To be done =
Write out the records below word for word, please.

Exercise data =
☆ ☆ ☆ ☆

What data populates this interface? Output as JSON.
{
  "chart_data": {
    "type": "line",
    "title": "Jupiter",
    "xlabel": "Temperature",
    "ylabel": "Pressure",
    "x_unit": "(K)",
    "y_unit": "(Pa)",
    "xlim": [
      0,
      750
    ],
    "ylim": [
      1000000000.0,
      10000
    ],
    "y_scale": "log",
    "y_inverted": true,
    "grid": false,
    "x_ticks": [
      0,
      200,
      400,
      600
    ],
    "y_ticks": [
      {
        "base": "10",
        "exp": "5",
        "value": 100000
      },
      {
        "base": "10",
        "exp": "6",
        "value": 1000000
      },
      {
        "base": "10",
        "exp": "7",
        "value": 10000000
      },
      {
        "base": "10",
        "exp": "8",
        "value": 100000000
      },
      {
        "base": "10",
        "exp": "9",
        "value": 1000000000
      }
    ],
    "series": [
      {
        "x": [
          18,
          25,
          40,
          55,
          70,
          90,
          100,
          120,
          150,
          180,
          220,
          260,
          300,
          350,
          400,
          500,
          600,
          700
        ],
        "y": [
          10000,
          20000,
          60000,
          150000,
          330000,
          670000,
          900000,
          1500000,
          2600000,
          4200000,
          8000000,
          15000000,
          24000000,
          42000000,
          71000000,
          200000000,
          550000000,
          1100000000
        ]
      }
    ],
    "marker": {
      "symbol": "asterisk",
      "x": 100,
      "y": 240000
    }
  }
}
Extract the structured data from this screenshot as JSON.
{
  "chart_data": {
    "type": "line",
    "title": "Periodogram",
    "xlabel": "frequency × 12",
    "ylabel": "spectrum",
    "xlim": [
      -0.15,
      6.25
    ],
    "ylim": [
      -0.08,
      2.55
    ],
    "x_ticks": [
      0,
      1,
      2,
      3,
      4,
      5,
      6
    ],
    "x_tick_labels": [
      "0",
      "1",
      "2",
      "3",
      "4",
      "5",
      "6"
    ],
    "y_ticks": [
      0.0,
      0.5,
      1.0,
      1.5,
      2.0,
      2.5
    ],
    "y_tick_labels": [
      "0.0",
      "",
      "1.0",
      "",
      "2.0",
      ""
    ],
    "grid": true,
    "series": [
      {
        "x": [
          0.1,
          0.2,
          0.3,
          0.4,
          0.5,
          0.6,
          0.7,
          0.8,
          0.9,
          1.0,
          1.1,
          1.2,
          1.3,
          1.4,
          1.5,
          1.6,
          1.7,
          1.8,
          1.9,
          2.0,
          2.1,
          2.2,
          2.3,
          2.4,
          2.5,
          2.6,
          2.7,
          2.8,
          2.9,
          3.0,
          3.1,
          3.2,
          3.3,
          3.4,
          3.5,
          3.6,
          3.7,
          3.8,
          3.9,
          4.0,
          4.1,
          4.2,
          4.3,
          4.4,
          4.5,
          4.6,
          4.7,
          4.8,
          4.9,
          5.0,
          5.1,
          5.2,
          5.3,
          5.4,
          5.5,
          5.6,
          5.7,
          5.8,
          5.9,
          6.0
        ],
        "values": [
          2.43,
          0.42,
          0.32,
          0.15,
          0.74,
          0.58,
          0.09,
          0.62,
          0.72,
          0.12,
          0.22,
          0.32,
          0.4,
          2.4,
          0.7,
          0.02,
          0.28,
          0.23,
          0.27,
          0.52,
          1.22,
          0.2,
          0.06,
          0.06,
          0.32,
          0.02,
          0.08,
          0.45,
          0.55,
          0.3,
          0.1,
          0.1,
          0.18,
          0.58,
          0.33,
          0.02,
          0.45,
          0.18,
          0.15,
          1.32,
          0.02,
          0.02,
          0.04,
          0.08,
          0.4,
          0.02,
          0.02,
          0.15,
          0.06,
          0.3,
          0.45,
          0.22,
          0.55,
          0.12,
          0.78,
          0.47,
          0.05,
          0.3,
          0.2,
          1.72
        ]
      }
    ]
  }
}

☆ ☆ ☆ ☆

Reply =
What data populates this interface? Output as JSON.
{
  "chart_data": {
    "type": "line",
    "title": "Jupiter",
    "xlabel": "Temperature",
    "ylabel": "Pressure",
    "x_unit": "(K)",
    "y_unit": "(Pa)",
    "xlim": [
      0,
      750
    ],
    "ylim": [
      1000000000.0,
      10000
    ],
    "y_scale": "log",
    "y_inverted": true,
    "grid": false,
    "x_ticks": [
      0,
      200,
      400,
      600
    ],
    "y_ticks": [
      {
        "base": "10",
        "exp": "5",
        "value": 100000
      },
      {
        "base": "10",
        "exp": "6",
        "value": 1000000
      },
      {
        "base": "10",
        "exp": "7",
        "value": 10000000
      },
      {
        "base": "10",
        "exp": "8",
        "value": 100000000
      },
      {
        "base": "10",
        "exp": "9",
        "value": 1000000000
      }
    ],
    "series": [
      {
        "x": [
          18,
          25,
          40,
          55,
          70,
          90,
          100,
          120,
          150,
          180,
          220,
          260,
          300,
          350,
          400,
          500,
          600,
          700
        ],
        "y": [
          10000,
          20000,
          60000,
          150000,
          330000,
          670000,
          900000,
          1500000,
          2600000,
          4200000,
          8000000,
          15000000,
          24000000,
          42000000,
          71000000,
          200000000,
          550000000,
          1100000000
        ]
      }
    ],
    "marker": {
      "symbol": "asterisk",
      "x": 100,
      "y": 240000
    }
  }
}
Extract the structured data from this screenshot as JSON.
{
  "chart_data": {
    "type": "line",
    "title": "Periodogram",
    "xlabel": "frequency × 12",
    "ylabel": "spectrum",
    "xlim": [
      -0.15,
      6.25
    ],
    "ylim": [
      -0.08,
      2.55
    ],
    "x_ticks": [
      0,
      1,
      2,
      3,
      4,
      5,
      6
    ],
    "x_tick_labels": [
      "0",
      "1",
      "2",
      "3",
      "4",
      "5",
      "6"
    ],
    "y_ticks": [
      0.0,
      0.5,
      1.0,
      1.5,
      2.0,
      2.5
    ],
    "y_tick_labels": [
      "0.0",
      "",
      "1.0",
      "",
      "2.0",
      ""
    ],
    "grid": true,
    "series": [
      {
        "x": [
          0.1,
          0.2,
          0.3,
          0.4,
          0.5,
          0.6,
          0.7,
          0.8,
          0.9,
          1.0,
          1.1,
          1.2,
          1.3,
          1.4,
          1.5,
          1.6,
          1.7,
          1.8,
          1.9,
          2.0,
          2.1,
          2.2,
          2.3,
          2.4,
          2.5,
          2.6,
          2.7,
          2.8,
          2.9,
          3.0,
          3.1,
          3.2,
          3.3,
          3.4,
          3.5,
          3.6,
          3.7,
          3.8,
          3.9,
          4.0,
          4.1,
          4.2,
          4.3,
          4.4,
          4.5,
          4.6,
          4.7,
          4.8,
          4.9,
          5.0,
          5.1,
          5.2,
          5.3,
          5.4,
          5.5,
          5.6,
          5.7,
          5.8,
          5.9,
          6.0
        ],
        "values": [
          2.43,
          0.42,
          0.32,
          0.15,
          0.74,
          0.58,
          0.09,
          0.62,
          0.72,
          0.12,
          0.22,
          0.32,
          0.4,
          2.4,
          0.7,
          0.02,
          0.28,
          0.23,
          0.27,
          0.52,
          1.22,
          0.2,
          0.06,
          0.06,
          0.32,
          0.02,
          0.08,
          0.45,
          0.55,
          0.3,
          0.1,
          0.1,
          0.18,
          0.58,
          0.33,
          0.02,
          0.45,
          0.18,
          0.15,
          1.32,
          0.02,
          0.02,
          0.04,
          0.08,
          0.4,
          0.02,
          0.02,
          0.15,
          0.06,
          0.3,
          0.45,
          0.22,
          0.55,
          0.12,
          0.78,
          0.47,
          0.05,
          0.3,
          0.2,
          1.72
        ]
      }
    ]
  }
}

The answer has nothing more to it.